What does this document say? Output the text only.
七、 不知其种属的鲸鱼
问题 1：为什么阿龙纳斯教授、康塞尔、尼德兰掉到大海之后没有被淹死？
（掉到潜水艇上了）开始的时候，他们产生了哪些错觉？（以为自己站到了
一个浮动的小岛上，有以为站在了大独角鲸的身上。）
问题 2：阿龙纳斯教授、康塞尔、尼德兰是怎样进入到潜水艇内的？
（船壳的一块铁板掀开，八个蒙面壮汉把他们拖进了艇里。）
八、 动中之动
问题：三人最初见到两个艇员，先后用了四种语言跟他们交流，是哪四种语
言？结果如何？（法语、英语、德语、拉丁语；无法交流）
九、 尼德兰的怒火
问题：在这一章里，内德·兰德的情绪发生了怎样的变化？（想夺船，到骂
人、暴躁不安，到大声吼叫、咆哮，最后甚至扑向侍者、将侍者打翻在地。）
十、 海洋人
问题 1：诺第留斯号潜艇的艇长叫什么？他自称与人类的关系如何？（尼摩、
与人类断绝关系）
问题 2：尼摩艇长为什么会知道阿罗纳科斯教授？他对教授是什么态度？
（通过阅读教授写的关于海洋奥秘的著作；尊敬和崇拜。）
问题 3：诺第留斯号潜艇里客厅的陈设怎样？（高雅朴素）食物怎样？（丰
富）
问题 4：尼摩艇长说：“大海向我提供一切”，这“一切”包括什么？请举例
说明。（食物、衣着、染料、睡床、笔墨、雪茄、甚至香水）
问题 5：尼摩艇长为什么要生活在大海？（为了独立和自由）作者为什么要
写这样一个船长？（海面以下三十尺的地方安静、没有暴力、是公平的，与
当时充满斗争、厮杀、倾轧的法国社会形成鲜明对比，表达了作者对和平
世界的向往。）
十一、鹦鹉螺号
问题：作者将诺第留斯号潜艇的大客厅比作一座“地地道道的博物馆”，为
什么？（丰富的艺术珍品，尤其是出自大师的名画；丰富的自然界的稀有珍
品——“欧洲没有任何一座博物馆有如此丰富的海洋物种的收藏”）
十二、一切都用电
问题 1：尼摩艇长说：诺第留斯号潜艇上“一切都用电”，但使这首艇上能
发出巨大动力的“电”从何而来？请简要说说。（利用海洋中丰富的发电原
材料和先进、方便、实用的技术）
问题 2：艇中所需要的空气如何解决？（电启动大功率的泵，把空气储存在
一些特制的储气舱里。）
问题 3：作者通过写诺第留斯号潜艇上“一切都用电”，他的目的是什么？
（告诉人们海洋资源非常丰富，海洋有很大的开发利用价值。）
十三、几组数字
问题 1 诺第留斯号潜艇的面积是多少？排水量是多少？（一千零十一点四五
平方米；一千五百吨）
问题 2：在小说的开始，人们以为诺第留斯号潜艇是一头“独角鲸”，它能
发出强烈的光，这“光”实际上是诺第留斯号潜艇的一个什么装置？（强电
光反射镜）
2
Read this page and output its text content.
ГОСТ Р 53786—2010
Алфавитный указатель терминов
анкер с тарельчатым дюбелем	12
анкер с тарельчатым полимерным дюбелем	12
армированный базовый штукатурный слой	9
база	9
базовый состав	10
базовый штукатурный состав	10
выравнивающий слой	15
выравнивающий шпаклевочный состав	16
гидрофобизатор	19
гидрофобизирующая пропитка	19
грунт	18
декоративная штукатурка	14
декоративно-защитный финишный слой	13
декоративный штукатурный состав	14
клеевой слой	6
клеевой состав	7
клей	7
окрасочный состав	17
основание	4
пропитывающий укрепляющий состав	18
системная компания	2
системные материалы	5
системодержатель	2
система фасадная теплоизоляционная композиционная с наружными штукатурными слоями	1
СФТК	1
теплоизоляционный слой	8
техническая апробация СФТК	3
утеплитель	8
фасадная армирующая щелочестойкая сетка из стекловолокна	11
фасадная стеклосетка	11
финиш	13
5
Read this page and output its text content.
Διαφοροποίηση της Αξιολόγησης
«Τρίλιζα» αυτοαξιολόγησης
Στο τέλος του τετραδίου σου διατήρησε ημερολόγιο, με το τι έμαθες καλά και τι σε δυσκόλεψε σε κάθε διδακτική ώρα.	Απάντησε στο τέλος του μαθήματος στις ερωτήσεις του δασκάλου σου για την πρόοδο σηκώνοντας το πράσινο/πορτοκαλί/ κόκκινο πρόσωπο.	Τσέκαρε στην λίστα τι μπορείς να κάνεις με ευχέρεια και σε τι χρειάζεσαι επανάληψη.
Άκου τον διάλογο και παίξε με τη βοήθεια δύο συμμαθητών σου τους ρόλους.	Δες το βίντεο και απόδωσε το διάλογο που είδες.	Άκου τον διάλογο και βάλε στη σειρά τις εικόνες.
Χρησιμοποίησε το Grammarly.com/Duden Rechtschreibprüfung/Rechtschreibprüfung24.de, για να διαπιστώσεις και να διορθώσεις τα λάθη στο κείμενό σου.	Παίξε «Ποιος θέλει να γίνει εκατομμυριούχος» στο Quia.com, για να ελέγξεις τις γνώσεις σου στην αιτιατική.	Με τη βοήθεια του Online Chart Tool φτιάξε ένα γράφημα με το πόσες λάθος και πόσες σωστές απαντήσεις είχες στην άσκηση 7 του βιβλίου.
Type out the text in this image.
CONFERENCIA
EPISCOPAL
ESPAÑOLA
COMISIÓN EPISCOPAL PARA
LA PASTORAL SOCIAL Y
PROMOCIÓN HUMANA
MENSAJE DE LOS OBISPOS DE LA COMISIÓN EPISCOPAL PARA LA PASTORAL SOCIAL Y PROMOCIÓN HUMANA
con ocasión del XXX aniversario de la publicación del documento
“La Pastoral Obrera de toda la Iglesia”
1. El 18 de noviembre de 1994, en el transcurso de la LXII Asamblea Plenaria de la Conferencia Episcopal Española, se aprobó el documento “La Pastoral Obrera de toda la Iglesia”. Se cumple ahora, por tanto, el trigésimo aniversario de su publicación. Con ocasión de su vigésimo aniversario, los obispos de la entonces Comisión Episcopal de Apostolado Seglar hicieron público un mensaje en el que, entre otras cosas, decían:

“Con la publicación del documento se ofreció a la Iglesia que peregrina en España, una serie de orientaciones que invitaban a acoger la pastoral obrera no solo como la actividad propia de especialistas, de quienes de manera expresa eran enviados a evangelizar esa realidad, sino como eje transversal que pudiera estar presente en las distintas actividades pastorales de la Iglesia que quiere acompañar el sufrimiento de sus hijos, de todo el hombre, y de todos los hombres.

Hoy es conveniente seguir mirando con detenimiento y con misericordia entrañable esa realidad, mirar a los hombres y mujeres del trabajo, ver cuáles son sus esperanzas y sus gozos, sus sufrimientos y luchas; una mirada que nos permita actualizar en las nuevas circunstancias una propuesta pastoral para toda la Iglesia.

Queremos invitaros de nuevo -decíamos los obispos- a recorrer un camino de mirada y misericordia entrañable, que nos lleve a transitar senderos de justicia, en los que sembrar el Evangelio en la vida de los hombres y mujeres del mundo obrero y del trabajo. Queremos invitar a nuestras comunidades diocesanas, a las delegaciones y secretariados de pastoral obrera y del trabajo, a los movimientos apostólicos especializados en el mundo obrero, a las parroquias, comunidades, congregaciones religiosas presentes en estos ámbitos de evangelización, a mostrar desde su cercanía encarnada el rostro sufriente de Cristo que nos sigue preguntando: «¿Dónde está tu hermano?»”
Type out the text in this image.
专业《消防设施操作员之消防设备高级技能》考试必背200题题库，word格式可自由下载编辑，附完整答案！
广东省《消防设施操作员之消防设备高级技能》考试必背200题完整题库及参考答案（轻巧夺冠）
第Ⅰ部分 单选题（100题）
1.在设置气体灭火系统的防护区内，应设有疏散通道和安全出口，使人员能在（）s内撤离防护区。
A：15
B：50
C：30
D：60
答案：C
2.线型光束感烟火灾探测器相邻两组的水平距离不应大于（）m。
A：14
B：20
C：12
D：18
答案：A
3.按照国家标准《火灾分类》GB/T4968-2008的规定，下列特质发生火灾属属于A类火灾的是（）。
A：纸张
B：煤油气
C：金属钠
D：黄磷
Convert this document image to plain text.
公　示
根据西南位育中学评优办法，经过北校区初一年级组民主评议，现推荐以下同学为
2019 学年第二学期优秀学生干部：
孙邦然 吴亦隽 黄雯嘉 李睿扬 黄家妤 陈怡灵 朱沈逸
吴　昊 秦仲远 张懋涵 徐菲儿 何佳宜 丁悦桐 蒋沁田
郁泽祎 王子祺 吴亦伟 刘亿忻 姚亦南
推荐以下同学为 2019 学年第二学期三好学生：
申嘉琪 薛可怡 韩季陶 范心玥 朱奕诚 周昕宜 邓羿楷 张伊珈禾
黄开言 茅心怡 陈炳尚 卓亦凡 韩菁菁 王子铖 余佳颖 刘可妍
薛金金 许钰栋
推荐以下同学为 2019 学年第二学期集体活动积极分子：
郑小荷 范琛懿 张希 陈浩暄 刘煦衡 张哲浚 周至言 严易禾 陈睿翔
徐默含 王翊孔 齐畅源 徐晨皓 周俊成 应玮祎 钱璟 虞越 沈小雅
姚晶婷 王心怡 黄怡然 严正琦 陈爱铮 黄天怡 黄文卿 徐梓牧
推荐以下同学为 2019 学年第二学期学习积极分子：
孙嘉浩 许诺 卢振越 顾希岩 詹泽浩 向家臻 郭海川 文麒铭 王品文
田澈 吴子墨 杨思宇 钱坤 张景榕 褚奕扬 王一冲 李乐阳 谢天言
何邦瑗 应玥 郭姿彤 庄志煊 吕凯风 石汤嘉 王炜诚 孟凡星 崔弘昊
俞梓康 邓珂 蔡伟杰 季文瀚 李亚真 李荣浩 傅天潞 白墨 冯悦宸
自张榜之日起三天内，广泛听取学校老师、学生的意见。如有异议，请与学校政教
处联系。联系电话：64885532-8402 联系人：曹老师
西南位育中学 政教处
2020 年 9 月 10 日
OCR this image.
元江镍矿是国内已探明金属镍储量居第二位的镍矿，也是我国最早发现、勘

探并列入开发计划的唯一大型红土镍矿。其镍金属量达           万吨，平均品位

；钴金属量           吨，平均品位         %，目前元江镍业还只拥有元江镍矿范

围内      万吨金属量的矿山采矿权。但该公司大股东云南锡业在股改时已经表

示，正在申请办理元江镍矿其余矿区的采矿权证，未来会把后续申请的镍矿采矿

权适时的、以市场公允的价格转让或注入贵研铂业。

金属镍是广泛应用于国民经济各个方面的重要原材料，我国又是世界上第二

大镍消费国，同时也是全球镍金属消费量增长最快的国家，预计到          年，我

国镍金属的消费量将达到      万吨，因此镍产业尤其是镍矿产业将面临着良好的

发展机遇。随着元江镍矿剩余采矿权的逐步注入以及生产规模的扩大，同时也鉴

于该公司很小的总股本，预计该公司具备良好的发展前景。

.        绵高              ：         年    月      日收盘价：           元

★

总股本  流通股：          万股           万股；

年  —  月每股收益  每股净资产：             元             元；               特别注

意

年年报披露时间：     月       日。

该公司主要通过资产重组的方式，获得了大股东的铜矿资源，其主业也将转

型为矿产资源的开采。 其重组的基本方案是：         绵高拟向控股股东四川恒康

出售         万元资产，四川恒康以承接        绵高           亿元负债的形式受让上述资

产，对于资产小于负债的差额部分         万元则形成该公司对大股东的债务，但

DESCRIPTION OF THE TASK:
Search the entries for the word "штукатурный" and pick out every line that holds it.

SOLUTION FOR THIS PROBLEM:
армированный базовый штукатурный слой	9
базовый штукатурный состав	10
декоративный штукатурный состав	14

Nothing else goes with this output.